AIM: Note how many lines hold the string "name" and give that number without any other words.

DATA:
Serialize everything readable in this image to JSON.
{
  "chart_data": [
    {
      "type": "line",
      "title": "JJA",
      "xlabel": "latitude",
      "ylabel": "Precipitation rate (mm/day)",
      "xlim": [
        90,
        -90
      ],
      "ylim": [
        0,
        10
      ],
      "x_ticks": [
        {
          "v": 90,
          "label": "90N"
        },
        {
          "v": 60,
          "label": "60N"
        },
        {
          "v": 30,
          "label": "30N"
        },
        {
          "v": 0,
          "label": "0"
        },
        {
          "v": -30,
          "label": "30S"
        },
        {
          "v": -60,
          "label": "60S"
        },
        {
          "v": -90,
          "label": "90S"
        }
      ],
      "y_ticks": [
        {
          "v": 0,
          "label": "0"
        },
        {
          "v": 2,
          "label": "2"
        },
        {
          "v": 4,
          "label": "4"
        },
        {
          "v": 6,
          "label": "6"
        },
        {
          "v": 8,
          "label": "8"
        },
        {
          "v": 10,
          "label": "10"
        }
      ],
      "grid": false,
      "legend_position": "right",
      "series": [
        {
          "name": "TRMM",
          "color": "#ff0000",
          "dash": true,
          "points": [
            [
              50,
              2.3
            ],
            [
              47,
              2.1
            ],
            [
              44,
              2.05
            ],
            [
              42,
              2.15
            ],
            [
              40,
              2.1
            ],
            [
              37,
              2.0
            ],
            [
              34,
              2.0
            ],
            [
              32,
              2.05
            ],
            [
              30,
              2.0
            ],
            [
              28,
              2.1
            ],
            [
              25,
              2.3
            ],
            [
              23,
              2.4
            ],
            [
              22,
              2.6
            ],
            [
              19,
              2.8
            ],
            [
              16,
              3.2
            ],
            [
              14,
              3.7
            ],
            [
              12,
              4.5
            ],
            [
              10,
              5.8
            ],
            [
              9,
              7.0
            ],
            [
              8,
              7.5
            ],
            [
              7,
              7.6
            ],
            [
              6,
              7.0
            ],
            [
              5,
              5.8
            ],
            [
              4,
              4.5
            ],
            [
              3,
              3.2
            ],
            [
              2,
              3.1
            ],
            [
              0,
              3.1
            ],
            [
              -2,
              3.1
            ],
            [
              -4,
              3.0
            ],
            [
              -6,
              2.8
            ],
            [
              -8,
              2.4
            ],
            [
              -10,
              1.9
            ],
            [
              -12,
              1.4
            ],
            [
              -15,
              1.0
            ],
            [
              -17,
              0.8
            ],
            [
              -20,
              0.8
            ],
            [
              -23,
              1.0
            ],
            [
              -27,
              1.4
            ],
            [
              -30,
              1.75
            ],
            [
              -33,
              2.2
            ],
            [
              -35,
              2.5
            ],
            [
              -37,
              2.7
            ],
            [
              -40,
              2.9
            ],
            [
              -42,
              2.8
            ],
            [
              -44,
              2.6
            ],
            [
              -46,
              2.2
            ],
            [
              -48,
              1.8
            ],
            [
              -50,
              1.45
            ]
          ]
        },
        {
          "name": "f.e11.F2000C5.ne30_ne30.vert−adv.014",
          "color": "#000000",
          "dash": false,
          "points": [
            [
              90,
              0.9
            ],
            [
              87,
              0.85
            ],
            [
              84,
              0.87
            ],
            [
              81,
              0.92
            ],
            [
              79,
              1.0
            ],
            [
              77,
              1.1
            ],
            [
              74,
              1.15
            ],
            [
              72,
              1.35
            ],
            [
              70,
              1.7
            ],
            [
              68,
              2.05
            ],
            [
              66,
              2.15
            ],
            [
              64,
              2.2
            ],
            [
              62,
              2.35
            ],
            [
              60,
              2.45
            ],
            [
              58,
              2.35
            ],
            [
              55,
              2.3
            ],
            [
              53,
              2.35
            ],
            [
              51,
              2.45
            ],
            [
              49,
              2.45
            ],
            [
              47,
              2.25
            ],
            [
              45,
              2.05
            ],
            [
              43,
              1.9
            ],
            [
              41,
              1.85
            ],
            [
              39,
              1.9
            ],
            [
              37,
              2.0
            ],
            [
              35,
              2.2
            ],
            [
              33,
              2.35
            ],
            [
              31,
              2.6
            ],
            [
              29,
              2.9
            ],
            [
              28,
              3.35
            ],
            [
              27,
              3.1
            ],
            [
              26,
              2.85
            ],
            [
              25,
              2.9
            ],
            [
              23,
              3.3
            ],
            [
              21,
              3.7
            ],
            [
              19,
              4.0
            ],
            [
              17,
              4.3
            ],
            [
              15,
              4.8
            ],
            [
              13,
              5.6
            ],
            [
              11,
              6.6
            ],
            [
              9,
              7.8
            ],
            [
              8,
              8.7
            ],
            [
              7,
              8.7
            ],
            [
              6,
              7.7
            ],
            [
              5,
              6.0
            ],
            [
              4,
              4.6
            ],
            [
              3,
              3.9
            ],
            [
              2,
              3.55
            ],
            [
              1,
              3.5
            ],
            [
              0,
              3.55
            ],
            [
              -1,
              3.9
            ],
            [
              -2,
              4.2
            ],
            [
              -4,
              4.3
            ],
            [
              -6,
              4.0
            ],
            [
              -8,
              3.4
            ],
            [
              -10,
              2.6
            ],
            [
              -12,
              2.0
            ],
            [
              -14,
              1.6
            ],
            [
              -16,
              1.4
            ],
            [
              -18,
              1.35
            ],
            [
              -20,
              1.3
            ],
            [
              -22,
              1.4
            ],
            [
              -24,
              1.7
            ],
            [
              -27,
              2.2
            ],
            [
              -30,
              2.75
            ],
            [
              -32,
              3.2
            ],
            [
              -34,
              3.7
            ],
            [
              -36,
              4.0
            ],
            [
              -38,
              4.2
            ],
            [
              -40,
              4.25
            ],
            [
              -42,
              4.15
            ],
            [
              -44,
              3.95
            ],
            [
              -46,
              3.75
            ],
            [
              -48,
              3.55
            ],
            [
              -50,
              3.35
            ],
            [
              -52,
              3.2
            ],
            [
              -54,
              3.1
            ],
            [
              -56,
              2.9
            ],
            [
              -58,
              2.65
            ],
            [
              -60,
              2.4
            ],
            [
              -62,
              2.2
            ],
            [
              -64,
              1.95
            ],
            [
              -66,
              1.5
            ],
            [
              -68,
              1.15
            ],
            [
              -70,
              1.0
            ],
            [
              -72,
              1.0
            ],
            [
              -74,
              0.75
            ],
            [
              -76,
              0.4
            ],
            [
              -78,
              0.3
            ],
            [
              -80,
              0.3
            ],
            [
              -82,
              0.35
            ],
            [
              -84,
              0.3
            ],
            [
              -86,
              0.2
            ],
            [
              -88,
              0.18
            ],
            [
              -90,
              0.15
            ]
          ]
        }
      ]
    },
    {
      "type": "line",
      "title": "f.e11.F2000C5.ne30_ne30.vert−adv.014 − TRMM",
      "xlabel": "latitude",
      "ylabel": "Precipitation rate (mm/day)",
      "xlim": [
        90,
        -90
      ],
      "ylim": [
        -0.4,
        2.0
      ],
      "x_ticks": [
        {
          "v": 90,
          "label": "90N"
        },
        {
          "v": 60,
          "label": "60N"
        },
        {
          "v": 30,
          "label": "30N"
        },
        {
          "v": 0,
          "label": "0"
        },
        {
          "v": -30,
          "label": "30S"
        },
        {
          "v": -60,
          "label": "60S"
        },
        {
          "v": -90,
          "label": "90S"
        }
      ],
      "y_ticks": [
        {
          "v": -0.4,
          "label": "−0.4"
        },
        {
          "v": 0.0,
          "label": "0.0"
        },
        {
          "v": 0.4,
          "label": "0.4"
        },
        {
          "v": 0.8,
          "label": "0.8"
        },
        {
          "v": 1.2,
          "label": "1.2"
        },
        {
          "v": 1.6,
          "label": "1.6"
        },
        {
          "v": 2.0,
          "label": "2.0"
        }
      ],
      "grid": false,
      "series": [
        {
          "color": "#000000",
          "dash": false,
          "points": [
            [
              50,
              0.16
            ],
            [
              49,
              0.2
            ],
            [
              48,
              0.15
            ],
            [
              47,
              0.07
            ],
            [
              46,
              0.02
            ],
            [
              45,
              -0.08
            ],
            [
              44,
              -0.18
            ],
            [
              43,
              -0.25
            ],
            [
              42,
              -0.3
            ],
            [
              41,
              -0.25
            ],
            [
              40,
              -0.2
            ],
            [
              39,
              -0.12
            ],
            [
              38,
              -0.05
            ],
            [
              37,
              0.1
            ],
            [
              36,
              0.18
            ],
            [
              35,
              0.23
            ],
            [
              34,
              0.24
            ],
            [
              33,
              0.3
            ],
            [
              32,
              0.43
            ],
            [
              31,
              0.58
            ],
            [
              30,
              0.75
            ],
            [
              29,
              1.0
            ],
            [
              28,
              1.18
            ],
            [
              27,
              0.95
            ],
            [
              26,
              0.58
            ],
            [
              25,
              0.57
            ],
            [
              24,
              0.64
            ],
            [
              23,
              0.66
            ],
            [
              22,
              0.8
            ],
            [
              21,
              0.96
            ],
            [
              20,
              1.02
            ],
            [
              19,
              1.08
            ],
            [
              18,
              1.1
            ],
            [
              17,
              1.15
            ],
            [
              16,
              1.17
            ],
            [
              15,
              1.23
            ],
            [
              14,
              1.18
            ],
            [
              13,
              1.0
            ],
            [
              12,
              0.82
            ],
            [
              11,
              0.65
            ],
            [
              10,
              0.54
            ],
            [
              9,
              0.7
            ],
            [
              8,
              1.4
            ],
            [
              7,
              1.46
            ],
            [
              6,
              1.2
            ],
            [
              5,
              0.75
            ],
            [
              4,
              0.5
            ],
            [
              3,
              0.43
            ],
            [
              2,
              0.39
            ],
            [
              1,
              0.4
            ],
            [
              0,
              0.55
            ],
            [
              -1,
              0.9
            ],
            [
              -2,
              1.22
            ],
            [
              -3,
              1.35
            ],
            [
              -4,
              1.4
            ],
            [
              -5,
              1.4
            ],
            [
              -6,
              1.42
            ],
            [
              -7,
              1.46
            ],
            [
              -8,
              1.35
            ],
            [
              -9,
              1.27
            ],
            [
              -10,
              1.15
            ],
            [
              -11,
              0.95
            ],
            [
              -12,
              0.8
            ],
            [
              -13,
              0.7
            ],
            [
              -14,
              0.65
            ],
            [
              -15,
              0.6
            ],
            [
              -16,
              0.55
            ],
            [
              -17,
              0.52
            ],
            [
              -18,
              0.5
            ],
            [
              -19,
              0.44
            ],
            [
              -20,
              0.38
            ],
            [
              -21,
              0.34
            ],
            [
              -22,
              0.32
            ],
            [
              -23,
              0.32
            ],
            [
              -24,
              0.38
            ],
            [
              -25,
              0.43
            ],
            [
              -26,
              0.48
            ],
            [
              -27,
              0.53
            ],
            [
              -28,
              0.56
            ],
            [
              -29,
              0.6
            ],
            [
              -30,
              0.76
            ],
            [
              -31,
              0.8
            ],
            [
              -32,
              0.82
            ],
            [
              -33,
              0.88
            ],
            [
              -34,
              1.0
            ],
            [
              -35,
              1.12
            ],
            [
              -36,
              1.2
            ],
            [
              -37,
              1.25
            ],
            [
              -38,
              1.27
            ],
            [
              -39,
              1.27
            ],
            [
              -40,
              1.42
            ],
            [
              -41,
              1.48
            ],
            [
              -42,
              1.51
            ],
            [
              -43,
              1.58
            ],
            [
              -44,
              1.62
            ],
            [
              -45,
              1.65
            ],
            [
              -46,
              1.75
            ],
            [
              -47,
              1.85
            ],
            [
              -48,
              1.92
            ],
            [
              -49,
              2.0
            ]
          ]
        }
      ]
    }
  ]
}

FULL OUTPUT: 2